• _Recorded data_:

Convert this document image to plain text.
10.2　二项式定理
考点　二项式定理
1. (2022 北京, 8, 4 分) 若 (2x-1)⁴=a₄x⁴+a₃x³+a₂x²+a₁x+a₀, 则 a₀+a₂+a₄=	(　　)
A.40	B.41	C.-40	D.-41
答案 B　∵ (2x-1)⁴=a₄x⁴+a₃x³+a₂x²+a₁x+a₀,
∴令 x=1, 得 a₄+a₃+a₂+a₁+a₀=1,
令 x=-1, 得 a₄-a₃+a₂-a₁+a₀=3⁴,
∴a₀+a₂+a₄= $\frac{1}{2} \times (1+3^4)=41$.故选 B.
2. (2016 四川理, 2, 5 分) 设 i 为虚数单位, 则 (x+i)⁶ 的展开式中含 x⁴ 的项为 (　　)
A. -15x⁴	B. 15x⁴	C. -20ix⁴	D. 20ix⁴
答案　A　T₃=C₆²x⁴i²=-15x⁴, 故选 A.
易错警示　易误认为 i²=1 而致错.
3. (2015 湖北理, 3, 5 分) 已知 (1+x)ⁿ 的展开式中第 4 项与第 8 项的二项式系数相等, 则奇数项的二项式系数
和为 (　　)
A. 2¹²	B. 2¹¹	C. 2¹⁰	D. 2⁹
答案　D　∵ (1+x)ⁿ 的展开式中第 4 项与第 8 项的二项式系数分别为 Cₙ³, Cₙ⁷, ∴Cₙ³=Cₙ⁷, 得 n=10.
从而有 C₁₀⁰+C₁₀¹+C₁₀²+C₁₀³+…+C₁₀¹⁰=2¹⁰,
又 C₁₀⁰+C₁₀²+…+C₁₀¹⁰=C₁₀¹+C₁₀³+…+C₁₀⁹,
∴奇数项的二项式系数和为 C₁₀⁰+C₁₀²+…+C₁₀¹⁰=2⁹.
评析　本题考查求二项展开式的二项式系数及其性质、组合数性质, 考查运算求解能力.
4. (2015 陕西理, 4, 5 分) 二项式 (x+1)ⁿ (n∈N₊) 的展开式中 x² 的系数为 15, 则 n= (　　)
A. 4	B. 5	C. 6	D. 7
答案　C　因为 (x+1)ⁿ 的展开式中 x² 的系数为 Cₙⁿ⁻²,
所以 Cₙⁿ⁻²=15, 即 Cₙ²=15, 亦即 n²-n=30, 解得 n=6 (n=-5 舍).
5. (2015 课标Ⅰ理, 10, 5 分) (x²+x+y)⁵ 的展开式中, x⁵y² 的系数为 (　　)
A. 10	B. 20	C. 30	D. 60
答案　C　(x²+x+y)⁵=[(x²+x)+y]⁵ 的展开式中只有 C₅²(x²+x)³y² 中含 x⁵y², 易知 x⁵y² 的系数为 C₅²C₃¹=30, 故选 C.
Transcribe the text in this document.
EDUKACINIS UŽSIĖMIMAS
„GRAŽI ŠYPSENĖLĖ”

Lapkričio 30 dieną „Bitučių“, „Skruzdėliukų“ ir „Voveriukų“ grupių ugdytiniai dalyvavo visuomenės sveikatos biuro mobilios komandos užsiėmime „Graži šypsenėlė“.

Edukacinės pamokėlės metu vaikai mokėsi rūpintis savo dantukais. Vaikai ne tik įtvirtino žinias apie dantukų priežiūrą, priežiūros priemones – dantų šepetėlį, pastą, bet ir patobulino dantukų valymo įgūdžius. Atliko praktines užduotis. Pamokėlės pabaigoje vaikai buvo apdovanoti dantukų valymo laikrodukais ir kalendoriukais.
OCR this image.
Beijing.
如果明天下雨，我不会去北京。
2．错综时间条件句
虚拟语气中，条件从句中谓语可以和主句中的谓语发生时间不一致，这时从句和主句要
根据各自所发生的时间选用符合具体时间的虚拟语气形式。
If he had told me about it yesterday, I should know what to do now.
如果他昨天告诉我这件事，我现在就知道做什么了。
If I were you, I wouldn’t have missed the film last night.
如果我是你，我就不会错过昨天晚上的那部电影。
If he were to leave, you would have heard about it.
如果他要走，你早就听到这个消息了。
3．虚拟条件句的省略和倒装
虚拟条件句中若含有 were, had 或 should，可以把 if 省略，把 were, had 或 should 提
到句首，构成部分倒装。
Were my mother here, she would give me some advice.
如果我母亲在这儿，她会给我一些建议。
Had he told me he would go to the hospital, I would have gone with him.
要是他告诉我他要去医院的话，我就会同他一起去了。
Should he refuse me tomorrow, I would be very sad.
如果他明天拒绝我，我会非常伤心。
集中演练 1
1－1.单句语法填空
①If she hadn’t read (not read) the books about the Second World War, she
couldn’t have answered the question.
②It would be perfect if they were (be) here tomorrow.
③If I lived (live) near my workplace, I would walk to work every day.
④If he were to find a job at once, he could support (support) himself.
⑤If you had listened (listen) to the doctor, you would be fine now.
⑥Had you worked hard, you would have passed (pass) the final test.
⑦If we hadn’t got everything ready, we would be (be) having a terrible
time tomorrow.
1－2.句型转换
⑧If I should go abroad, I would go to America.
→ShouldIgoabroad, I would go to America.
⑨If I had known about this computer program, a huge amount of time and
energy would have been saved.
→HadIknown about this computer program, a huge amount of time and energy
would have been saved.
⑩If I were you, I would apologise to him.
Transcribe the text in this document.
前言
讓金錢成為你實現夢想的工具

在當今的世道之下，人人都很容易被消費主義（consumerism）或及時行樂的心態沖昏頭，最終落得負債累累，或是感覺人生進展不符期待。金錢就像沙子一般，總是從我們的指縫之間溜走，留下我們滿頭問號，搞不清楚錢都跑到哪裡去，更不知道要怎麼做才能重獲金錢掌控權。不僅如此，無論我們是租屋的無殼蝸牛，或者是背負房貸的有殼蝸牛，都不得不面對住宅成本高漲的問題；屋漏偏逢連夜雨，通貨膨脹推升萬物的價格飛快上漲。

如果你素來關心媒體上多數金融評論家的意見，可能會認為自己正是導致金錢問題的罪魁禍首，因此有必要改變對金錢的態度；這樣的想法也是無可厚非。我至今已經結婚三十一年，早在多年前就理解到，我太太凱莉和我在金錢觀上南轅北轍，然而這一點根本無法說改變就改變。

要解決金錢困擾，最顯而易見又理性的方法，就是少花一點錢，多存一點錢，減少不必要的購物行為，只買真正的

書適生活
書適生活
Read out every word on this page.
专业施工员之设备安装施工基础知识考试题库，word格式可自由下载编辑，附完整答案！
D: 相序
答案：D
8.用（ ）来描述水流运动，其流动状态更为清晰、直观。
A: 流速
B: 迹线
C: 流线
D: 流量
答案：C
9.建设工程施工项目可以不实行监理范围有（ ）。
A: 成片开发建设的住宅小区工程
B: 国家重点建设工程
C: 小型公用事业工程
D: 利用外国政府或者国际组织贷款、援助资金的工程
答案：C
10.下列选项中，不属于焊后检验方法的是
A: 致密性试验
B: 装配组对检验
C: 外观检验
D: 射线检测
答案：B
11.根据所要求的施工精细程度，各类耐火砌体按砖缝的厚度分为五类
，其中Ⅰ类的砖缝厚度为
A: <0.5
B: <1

• _Task to complete_: Which lines contain "C₁₀¹⁰"? Copy each of them.

• _Exercise solution_:
从而有 C₁₀⁰+C₁₀¹+C₁₀²+C₁₀³+…+C₁₀¹⁰=2¹⁰,
又 C₁₀⁰+C₁₀²+…+C₁₀¹⁰=C₁₀¹+C₁₀³+…+C₁₀⁹,
∴奇数项的二项式系数和为 C₁₀⁰+C₁₀²+…+C₁₀¹⁰=2⁹.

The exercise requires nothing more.